Stated task >> Below is a set of records; restate each one word for word.

Source records >>

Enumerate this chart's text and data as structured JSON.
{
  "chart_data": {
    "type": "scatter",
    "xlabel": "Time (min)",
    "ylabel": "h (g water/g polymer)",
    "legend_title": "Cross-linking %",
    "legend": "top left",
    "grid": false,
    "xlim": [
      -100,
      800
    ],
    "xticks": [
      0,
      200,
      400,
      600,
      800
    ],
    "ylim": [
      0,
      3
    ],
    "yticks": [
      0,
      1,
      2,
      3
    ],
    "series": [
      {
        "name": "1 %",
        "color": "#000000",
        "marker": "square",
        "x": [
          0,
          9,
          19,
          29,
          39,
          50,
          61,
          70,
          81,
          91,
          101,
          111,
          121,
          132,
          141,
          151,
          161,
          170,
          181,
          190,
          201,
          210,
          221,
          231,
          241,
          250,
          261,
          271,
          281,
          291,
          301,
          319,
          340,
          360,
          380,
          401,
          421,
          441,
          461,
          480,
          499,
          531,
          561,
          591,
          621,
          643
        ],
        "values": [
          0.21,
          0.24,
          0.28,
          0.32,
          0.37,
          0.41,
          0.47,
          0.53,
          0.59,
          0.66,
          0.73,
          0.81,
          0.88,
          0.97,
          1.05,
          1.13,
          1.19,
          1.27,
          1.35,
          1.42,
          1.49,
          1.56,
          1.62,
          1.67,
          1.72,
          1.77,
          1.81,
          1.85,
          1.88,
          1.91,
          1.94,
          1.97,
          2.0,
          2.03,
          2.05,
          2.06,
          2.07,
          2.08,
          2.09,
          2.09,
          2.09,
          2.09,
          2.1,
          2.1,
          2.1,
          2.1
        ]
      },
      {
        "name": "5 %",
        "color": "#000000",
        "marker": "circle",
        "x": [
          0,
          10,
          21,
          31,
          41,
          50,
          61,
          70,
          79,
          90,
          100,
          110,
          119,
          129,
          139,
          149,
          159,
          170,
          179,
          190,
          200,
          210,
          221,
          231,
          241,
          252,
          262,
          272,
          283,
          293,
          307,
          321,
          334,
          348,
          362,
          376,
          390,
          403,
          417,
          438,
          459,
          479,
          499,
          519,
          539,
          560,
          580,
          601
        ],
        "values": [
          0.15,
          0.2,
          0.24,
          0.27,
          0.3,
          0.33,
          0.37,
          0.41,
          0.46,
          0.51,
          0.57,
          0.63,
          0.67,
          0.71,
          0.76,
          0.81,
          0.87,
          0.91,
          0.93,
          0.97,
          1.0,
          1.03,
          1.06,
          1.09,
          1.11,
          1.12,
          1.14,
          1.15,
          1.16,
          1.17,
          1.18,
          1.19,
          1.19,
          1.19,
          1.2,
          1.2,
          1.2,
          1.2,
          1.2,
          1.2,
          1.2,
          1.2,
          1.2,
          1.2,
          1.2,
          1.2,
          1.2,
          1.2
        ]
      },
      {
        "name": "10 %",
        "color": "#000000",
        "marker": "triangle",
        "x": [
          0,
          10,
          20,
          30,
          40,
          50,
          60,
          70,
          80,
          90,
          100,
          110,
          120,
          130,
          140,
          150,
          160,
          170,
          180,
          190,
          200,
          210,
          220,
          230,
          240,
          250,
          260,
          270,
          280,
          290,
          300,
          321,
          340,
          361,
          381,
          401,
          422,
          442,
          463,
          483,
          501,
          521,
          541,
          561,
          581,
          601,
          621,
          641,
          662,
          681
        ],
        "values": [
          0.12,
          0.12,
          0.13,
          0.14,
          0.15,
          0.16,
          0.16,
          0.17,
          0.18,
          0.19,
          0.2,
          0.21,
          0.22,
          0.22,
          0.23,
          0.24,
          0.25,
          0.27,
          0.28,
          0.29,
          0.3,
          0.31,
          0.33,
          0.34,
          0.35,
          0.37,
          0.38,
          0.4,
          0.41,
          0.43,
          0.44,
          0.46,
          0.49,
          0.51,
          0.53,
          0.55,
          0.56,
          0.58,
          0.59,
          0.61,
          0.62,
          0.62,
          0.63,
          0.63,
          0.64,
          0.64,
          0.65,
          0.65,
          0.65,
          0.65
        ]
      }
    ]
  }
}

Complete response >>
Enumerate this chart's text and data as structured JSON.
{
  "chart_data": {
    "type": "scatter",
    "xlabel": "Time (min)",
    "ylabel": "h (g water/g polymer)",
    "legend_title": "Cross-linking %",
    "legend": "top left",
    "grid": false,
    "xlim": [
      -100,
      800
    ],
    "xticks": [
      0,
      200,
      400,
      600,
      800
    ],
    "ylim": [
      0,
      3
    ],
    "yticks": [
      0,
      1,
      2,
      3
    ],
    "series": [
      {
        "name": "1 %",
        "color": "#000000",
        "marker": "square",
        "x": [
          0,
          9,
          19,
          29,
          39,
          50,
          61,
          70,
          81,
          91,
          101,
          111,
          121,
          132,
          141,
          151,
          161,
          170,
          181,
          190,
          201,
          210,
          221,
          231,
          241,
          250,
          261,
          271,
          281,
          291,
          301,
          319,
          340,
          360,
          380,
          401,
          421,
          441,
          461,
          480,
          499,
          531,
          561,
          591,
          621,
          643
        ],
        "values": [
          0.21,
          0.24,
          0.28,
          0.32,
          0.37,
          0.41,
          0.47,
          0.53,
          0.59,
          0.66,
          0.73,
          0.81,
          0.88,
          0.97,
          1.05,
          1.13,
          1.19,
          1.27,
          1.35,
          1.42,
          1.49,
          1.56,
          1.62,
          1.67,
          1.72,
          1.77,
          1.81,
          1.85,
          1.88,
          1.91,
          1.94,
          1.97,
          2.0,
          2.03,
          2.05,
          2.06,
          2.07,
          2.08,
          2.09,
          2.09,
          2.09,
          2.09,
          2.1,
          2.1,
          2.1,
          2.1
        ]
      },
      {
        "name": "5 %",
        "color": "#000000",
        "marker": "circle",
        "x": [
          0,
          10,
          21,
          31,
          41,
          50,
          61,
          70,
          79,
          90,
          100,
          110,
          119,
          129,
          139,
          149,
          159,
          170,
          179,
          190,
          200,
          210,
          221,
          231,
          241,
          252,
          262,
          272,
          283,
          293,
          307,
          321,
          334,
          348,
          362,
          376,
          390,
          403,
          417,
          438,
          459,
          479,
          499,
          519,
          539,
          560,
          580,
          601
        ],
        "values": [
          0.15,
          0.2,
          0.24,
          0.27,
          0.3,
          0.33,
          0.37,
          0.41,
          0.46,
          0.51,
          0.57,
          0.63,
          0.67,
          0.71,
          0.76,
          0.81,
          0.87,
          0.91,
          0.93,
          0.97,
          1.0,
          1.03,
          1.06,
          1.09,
          1.11,
          1.12,
          1.14,
          1.15,
          1.16,
          1.17,
          1.18,
          1.19,
          1.19,
          1.19,
          1.2,
          1.2,
          1.2,
          1.2,
          1.2,
          1.2,
          1.2,
          1.2,
          1.2,
          1.2,
          1.2,
          1.2,
          1.2,
          1.2
        ]
      },
      {
        "name": "10 %",
        "color": "#000000",
        "marker": "triangle",
        "x": [
          0,
          10,
          20,
          30,
          40,
          50,
          60,
          70,
          80,
          90,
          100,
          110,
          120,
          130,
          140,
          150,
          160,
          170,
          180,
          190,
          200,
          210,
          220,
          230,
          240,
          250,
          260,
          270,
          280,
          290,
          300,
          321,
          340,
          361,
          381,
          401,
          422,
          442,
          463,
          483,
          501,
          521,
          541,
          561,
          581,
          601,
          621,
          641,
          662,
          681
        ],
        "values": [
          0.12,
          0.12,
          0.13,
          0.14,
          0.15,
          0.16,
          0.16,
          0.17,
          0.18,
          0.19,
          0.2,
          0.21,
          0.22,
          0.22,
          0.23,
          0.24,
          0.25,
          0.27,
          0.28,
          0.29,
          0.3,
          0.31,
          0.33,
          0.34,
          0.35,
          0.37,
          0.38,
          0.4,
          0.41,
          0.43,
          0.44,
          0.46,
          0.49,
          0.51,
          0.53,
          0.55,
          0.56,
          0.58,
          0.59,
          0.61,
          0.62,
          0.62,
          0.63,
          0.63,
          0.64,
          0.64,
          0.65,
          0.65,
          0.65,
          0.65
        ]
      }
    ]
  }
}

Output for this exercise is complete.